BRONTEKST
Gemeenteraad van 18/11/2025

Kohierbelasting op drijfkracht

 

Juridische grond

Artikelen 41, 162 en 170, §4 van de gecoördineerde Grondwet van 17 februari 1994.

 

Artikelen 40, §3 en 41, tweede lid, 14° van het decreet over het lokaal bestuur.

 

Het decreet van 30 mei 2008 betreffende de vestiging, de invordering en de geschillenprocedure van provincie- en gemeentebelastingen, en latere wijzigingen.

 

De omzendbrief KB/ABB 2019/2 van 15 februari 2019 betreffende de gemeentefiscaliteit.

 

Overwegend gedeelte

De belasting op drijfkracht belast het vermogen van motoren.

 

Ondernemingen die in het kader van hun bedrijfsactiviteit gebruik maken van drijfkracht, vertonen in het algemeen een veel groter ge- en verbruik van de voorziene elektriciteitsvoorzieningen, dan de ondernemingen die in het kader van hun bedrijfsactiviteit geen motoren aanwenden.

 

Ondernemingen die bijgevolg gedurende het volledige jaar voorafgaand aan het aanslagjaar geen motor(en) hebben gebruikt worden vrijgesteld van de belasting.

 

De gemeente stelt deze belasting in om bedrijven ertoe aan te zetten zorgvuldig met energiebronnen om te gaan en aan te zetten tot innovatie, duurzaamheid en de ontwikkeling van nieuwe productieprocessen met een efficiënter elektriciteitsverbruik.

AANGELEVERDE GEGEVENS
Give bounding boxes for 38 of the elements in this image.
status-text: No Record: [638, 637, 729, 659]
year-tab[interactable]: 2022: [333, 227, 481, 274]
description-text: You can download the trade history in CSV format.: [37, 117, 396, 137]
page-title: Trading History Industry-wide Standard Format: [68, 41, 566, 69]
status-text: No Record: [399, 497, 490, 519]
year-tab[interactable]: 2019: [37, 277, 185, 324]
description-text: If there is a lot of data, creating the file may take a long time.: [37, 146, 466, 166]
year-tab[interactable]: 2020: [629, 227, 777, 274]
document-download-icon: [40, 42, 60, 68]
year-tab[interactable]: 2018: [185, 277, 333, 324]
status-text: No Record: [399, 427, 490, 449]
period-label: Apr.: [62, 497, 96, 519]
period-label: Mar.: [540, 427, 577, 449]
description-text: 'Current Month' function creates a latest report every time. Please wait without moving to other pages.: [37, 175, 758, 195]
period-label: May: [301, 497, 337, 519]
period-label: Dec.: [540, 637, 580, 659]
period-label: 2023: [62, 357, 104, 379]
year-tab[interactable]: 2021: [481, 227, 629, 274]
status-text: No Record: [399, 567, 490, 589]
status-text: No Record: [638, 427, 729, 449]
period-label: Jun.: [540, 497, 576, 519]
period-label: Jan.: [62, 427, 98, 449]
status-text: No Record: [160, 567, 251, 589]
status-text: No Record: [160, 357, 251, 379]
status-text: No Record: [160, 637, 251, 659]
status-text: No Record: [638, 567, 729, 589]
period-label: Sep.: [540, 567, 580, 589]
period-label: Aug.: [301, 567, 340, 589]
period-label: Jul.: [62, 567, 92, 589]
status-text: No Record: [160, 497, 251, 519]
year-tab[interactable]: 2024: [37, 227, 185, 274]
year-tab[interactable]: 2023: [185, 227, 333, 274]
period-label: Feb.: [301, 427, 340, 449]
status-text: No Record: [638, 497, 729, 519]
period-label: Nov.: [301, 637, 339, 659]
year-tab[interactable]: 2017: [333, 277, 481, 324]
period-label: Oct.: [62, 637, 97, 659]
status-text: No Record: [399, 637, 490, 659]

* * *

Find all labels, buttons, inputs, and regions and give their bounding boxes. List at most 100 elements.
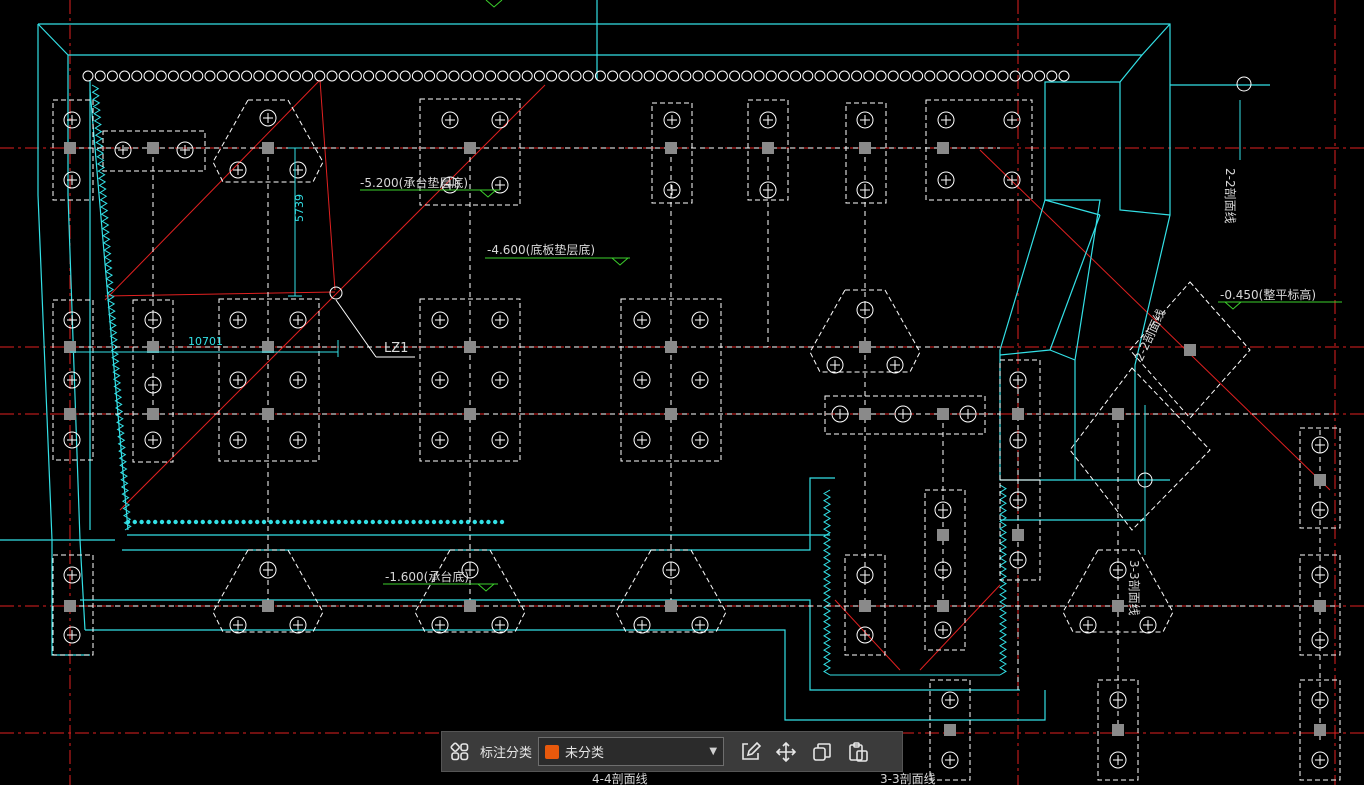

GESTELDE OPGAVE 1
Wat belast de belasting op drijfkracht volgens de tekst over de belasting op drijfkracht?
GESTELDE OPGAVE 2
Neem uit de tekst over de belasting op drijfkracht het stuk over dat begint bij "Gemeenteraad van 18/11/2025" en eindigt bij "het lokaal bestuur.". Vervang daarin "Grondwet" door "Constitutie".
GESTELDE OPGAVE 3
Zet de alinea die begint met "De gemeente stelt deze belasting in" uit de tekst over de belasting op drijfkracht om in een opsomming met de belangrijkste feiten.

OPLOSSING 1
Het vermogen van motoren.

OPLOSSING 2
Gemeenteraad van 18/11/2025

Kohierbelasting op drijfkracht

 

Juridische grond

Artikelen 41, 162 en 170, §4 van de gecoördineerde Constitutie van 17 februari 1994.

 

Artikelen 40, §3 en 41, tweede lid, 14° van het decreet over het lokaal bestuur.

OPLOSSING 3
De gemeente stelt deze belasting in om bedrijven aan te zetten tot:
- zorgvuldig omgaan met energiebronnen;
- innovatie;
- duurzaamheid;
- de ontwikkeling van nieuwe productieprocessen met een efficiënter elektriciteitsverbruik.